# YOUR GOAL:
Determine the count of lines holding "years" and give that count alone.

● ● ● ● ● ● ●

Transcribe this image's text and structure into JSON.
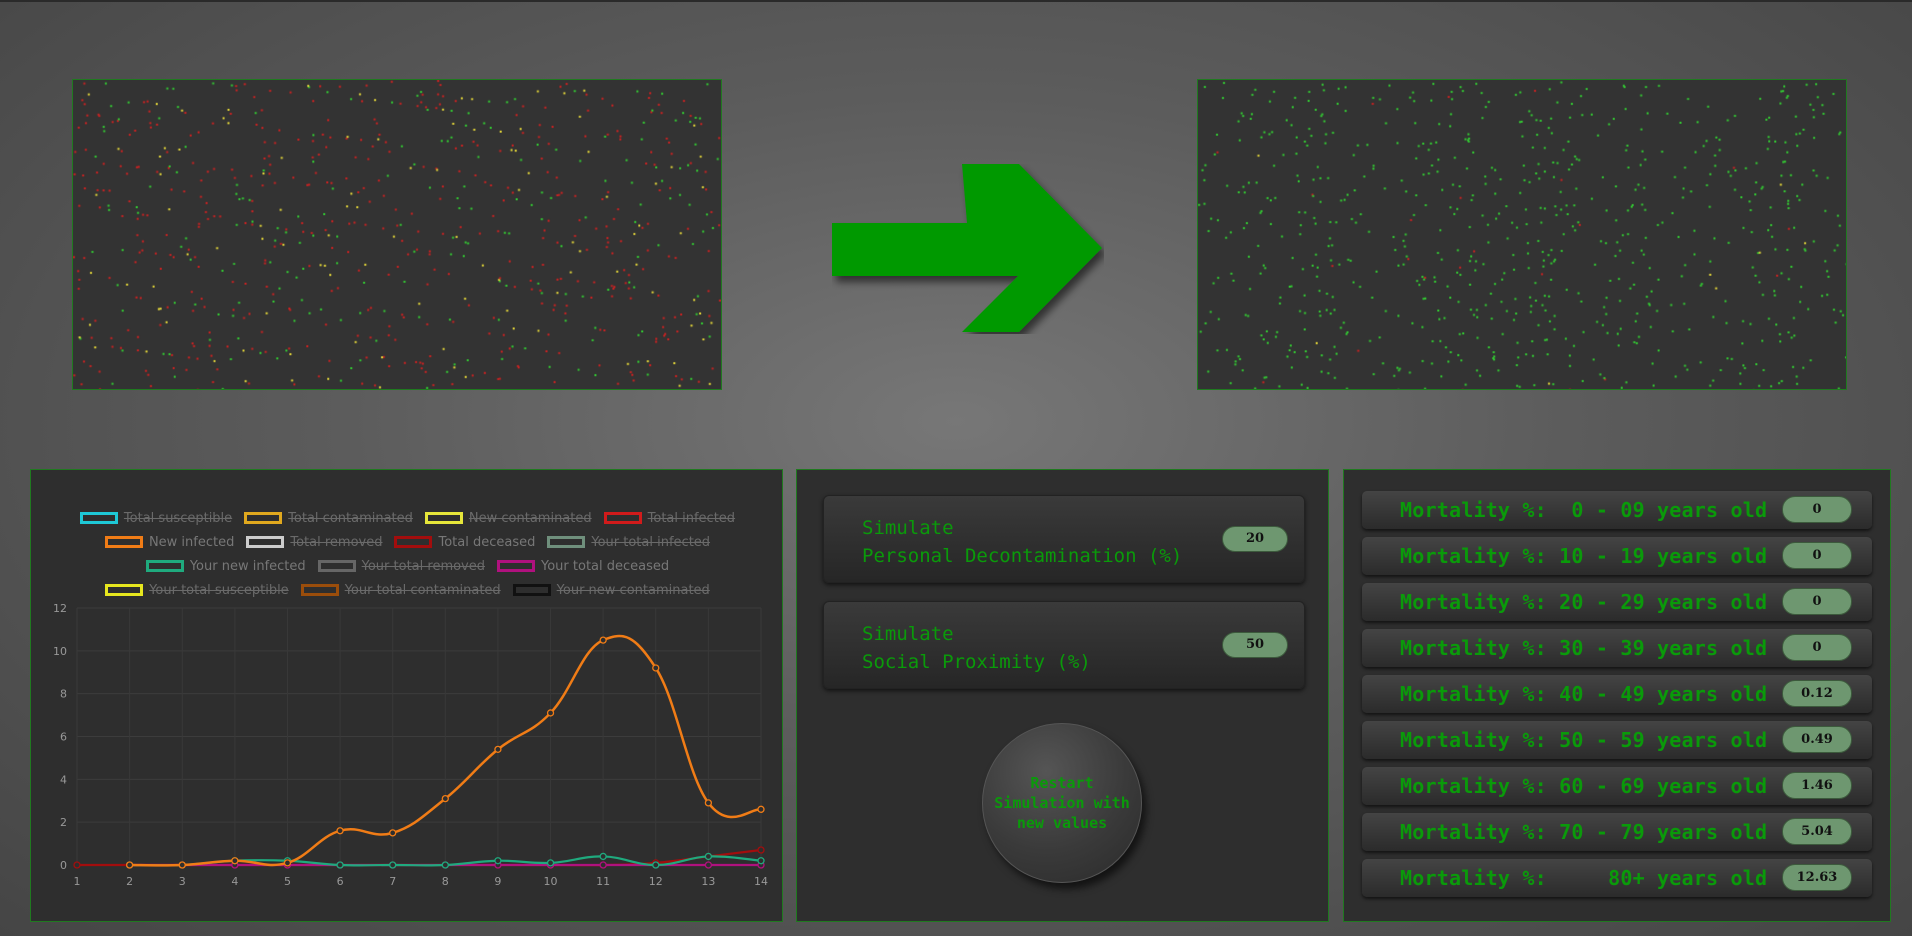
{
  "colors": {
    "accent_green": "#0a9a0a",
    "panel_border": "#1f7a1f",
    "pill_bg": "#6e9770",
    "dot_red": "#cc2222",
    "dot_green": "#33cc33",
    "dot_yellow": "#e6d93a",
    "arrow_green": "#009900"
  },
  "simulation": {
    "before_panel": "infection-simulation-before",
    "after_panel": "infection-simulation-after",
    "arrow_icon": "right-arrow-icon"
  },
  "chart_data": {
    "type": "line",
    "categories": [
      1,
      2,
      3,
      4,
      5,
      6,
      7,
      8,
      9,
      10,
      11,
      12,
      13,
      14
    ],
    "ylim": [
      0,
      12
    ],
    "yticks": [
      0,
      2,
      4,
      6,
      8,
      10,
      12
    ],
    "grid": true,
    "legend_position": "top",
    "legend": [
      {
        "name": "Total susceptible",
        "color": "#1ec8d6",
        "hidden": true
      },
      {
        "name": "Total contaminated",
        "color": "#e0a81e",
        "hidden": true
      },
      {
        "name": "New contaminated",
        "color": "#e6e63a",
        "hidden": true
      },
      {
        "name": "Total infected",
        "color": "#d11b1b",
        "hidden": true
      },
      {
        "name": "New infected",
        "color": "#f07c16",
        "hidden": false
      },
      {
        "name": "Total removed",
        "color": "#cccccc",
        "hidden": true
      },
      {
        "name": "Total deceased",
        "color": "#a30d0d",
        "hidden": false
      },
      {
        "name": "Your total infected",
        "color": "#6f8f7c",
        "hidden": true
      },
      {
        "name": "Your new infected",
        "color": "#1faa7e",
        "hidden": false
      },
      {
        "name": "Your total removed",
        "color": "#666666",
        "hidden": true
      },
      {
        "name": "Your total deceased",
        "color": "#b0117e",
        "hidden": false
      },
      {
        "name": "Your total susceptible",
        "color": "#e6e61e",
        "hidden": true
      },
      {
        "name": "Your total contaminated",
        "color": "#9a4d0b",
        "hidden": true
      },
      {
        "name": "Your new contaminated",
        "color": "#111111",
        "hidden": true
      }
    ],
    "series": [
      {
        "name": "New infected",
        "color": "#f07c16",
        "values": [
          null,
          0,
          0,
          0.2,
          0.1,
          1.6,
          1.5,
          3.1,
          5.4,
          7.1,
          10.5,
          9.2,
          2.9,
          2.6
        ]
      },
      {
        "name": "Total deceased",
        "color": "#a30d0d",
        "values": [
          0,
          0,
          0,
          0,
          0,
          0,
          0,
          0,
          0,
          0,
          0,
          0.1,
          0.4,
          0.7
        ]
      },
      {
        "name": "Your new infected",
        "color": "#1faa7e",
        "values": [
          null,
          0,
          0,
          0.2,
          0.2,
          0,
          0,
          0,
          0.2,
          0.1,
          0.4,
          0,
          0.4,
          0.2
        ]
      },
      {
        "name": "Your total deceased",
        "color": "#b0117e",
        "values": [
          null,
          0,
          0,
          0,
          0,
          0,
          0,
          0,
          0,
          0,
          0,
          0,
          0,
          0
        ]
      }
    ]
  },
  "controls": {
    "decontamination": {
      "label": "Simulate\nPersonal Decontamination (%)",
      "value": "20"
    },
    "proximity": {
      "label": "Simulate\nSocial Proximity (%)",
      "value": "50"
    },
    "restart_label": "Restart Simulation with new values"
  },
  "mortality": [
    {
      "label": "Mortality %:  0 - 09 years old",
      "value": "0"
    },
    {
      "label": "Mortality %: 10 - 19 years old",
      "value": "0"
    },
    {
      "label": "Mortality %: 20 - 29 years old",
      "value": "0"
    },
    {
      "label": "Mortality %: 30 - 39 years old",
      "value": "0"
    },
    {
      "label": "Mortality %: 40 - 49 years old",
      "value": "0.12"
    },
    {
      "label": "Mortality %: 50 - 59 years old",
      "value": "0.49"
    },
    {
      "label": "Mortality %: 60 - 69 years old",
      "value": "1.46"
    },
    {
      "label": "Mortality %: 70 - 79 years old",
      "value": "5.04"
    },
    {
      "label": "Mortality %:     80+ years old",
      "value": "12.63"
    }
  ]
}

● ● ● ● ● ● ●

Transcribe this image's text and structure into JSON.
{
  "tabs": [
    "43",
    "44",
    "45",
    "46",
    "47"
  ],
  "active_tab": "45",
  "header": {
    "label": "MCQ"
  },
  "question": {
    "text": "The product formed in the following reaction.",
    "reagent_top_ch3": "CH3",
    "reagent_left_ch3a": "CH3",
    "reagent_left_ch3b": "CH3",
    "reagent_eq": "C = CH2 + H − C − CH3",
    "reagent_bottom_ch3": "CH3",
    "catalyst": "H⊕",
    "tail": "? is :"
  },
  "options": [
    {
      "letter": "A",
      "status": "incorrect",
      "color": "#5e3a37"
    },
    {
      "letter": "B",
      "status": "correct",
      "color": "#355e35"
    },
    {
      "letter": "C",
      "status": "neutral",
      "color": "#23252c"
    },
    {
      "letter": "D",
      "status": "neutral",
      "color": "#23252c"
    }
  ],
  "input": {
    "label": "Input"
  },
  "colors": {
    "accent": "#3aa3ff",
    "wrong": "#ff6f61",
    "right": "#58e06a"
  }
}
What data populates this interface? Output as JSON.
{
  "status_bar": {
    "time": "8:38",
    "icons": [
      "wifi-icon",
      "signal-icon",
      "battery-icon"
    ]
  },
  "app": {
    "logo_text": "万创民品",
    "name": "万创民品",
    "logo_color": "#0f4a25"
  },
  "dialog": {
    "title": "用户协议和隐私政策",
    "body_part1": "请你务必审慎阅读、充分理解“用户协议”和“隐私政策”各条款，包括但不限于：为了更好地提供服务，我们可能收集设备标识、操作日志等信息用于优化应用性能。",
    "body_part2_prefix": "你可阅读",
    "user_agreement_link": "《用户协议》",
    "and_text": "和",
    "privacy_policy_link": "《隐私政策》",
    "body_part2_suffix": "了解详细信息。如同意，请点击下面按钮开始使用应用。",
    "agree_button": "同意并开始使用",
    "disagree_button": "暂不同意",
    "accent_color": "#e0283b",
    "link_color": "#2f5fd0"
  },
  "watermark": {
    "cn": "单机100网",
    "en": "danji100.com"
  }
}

● ● ● ● ● ● ●

# EXERCISE SOLUTION:
9